# Instructions to follow:
Filter the listing below, copying every line in which the word "footer" appears.

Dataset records

::::

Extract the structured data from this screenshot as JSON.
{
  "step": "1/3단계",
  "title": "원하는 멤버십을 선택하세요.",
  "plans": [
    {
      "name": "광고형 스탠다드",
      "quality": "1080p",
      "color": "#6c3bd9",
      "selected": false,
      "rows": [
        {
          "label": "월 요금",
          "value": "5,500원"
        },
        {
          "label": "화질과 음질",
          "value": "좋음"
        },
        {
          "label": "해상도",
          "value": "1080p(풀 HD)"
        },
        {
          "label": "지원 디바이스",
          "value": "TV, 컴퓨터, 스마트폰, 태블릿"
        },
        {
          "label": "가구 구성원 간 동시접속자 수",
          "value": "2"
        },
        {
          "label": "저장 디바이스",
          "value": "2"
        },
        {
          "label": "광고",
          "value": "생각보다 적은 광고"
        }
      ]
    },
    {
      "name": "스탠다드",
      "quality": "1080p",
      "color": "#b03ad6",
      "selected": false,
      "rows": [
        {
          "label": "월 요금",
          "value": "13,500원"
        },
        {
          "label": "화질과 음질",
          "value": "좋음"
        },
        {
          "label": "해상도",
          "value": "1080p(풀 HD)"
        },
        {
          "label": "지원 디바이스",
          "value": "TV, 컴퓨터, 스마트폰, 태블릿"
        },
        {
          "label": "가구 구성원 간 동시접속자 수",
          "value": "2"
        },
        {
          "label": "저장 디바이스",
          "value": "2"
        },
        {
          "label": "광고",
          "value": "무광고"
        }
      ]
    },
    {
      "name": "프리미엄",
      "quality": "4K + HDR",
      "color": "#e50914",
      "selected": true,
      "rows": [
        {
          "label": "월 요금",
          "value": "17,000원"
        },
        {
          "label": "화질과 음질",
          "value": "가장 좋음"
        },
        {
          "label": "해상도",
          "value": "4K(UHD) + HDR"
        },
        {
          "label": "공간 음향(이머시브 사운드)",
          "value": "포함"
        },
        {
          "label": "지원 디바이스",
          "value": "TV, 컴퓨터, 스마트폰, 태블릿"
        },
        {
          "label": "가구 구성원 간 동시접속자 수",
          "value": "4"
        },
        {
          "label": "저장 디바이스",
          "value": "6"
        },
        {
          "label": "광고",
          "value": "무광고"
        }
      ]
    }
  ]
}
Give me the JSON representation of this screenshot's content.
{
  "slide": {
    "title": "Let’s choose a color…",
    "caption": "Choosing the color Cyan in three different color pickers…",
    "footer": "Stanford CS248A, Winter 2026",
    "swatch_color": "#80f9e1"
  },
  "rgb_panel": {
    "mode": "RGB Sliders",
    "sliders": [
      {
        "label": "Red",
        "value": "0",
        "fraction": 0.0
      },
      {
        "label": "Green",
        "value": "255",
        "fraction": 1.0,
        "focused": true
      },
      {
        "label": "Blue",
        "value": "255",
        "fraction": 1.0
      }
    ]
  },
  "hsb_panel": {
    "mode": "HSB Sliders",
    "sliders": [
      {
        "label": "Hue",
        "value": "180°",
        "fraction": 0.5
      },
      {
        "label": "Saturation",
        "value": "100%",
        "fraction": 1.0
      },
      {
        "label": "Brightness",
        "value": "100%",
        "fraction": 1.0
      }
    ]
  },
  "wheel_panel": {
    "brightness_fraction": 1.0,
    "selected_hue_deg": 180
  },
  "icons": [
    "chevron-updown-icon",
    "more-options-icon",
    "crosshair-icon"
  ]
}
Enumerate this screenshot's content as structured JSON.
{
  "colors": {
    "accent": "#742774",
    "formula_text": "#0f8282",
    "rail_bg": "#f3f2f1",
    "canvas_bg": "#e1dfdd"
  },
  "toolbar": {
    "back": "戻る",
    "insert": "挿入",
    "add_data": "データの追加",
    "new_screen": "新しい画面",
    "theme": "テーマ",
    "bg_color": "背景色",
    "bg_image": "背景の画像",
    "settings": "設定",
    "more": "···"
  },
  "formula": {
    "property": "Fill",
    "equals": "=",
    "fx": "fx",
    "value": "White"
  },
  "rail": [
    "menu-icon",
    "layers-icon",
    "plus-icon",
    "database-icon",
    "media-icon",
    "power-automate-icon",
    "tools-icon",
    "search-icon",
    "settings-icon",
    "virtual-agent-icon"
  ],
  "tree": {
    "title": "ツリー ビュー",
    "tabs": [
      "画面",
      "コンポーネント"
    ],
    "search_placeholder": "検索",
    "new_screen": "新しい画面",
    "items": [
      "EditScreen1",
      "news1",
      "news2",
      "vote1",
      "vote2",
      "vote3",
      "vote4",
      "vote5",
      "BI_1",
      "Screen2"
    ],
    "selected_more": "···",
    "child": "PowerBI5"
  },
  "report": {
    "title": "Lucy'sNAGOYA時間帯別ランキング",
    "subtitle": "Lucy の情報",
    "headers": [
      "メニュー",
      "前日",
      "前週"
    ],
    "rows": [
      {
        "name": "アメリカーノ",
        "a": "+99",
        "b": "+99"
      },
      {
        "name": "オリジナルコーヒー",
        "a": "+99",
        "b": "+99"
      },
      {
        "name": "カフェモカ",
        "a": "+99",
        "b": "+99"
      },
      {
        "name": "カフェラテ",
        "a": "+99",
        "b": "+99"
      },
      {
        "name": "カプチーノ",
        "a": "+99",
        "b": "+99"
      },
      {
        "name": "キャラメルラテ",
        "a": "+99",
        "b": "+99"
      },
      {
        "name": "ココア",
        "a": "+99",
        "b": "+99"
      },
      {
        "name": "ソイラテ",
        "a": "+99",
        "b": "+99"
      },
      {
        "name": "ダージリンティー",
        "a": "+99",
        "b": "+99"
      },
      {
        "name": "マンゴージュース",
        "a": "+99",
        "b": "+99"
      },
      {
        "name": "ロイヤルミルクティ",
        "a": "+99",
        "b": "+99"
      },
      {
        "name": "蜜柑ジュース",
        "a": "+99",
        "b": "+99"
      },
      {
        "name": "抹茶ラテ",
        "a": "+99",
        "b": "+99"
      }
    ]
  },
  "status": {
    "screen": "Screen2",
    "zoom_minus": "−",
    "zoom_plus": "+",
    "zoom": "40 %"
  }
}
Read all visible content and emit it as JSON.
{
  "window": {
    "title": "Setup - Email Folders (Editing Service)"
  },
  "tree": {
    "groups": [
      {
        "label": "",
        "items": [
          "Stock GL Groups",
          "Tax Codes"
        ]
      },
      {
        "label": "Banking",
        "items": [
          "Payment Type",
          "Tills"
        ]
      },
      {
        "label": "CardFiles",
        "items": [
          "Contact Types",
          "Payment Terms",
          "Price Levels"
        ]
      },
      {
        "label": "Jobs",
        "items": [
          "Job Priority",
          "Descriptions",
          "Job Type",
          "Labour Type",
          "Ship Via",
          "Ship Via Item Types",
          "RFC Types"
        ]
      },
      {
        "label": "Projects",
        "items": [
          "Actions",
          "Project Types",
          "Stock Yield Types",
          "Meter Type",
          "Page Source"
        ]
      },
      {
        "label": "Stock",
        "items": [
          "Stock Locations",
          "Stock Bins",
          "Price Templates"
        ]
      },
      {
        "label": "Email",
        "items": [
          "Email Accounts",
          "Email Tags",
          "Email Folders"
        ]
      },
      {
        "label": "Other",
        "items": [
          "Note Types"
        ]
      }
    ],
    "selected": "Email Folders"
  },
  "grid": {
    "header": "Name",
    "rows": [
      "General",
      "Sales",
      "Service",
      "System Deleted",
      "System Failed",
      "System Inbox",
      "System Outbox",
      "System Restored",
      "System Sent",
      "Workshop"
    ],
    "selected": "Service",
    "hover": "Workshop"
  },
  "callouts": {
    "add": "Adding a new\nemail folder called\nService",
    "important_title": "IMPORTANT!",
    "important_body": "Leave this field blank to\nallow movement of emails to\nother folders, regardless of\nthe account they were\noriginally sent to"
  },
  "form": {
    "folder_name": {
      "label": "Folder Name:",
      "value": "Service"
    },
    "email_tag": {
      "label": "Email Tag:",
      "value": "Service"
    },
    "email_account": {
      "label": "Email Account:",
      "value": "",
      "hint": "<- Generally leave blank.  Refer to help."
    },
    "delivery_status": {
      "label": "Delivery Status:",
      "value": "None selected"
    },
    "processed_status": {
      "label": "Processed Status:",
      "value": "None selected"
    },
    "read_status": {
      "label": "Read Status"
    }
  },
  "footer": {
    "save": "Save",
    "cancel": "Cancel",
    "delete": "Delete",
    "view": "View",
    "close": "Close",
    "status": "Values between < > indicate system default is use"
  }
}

::::

# Answer to this problem:
    "footer": "Stanford CS248A, Winter 2026",
  "footer": {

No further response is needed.